• **Written exercise**: Write down each entry again, exactly as it reads.

═══ Raw records ═══

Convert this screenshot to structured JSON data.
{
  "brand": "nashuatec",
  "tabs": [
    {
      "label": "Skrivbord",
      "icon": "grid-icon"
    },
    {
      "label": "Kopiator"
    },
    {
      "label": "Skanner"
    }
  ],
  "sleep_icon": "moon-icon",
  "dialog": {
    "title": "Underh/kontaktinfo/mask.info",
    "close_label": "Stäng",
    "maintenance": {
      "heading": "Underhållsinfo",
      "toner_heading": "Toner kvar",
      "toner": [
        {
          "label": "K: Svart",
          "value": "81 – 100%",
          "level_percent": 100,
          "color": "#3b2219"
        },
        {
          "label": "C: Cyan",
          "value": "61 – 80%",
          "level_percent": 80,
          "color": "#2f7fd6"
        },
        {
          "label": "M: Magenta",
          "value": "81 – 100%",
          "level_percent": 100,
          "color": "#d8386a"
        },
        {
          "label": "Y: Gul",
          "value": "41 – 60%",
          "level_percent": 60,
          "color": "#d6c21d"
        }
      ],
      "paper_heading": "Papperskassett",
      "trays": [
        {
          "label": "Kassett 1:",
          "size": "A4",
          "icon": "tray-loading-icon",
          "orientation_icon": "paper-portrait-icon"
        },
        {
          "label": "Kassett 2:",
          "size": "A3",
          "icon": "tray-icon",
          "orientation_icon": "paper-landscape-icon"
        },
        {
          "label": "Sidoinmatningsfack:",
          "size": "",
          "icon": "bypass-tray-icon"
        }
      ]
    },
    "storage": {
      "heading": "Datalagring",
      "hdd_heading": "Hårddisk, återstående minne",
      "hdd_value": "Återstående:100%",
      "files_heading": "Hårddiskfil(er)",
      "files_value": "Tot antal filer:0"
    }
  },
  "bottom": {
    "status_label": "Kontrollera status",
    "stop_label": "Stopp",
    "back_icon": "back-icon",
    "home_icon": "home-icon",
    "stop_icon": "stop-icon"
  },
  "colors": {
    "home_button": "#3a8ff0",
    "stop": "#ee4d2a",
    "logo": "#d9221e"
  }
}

═══

• **Reply**:
Convert this screenshot to structured JSON data.
{
  "brand": "nashuatec",
  "tabs": [
    {
      "label": "Skrivbord",
      "icon": "grid-icon"
    },
    {
      "label": "Kopiator"
    },
    {
      "label": "Skanner"
    }
  ],
  "sleep_icon": "moon-icon",
  "dialog": {
    "title": "Underh/kontaktinfo/mask.info",
    "close_label": "Stäng",
    "maintenance": {
      "heading": "Underhållsinfo",
      "toner_heading": "Toner kvar",
      "toner": [
        {
          "label": "K: Svart",
          "value": "81 – 100%",
          "level_percent": 100,
          "color": "#3b2219"
        },
        {
          "label": "C: Cyan",
          "value": "61 – 80%",
          "level_percent": 80,
          "color": "#2f7fd6"
        },
        {
          "label": "M: Magenta",
          "value": "81 – 100%",
          "level_percent": 100,
          "color": "#d8386a"
        },
        {
          "label": "Y: Gul",
          "value": "41 – 60%",
          "level_percent": 60,
          "color": "#d6c21d"
        }
      ],
      "paper_heading": "Papperskassett",
      "trays": [
        {
          "label": "Kassett 1:",
          "size": "A4",
          "icon": "tray-loading-icon",
          "orientation_icon": "paper-portrait-icon"
        },
        {
          "label": "Kassett 2:",
          "size": "A3",
          "icon": "tray-icon",
          "orientation_icon": "paper-landscape-icon"
        },
        {
          "label": "Sidoinmatningsfack:",
          "size": "",
          "icon": "bypass-tray-icon"
        }
      ]
    },
    "storage": {
      "heading": "Datalagring",
      "hdd_heading": "Hårddisk, återstående minne",
      "hdd_value": "Återstående:100%",
      "files_heading": "Hårddiskfil(er)",
      "files_value": "Tot antal filer:0"
    }
  },
  "bottom": {
    "status_label": "Kontrollera status",
    "stop_label": "Stopp",
    "back_icon": "back-icon",
    "home_icon": "home-icon",
    "stop_icon": "stop-icon"
  },
  "colors": {
    "home_button": "#3a8ff0",
    "stop": "#ee4d2a",
    "logo": "#d9221e"
  }
}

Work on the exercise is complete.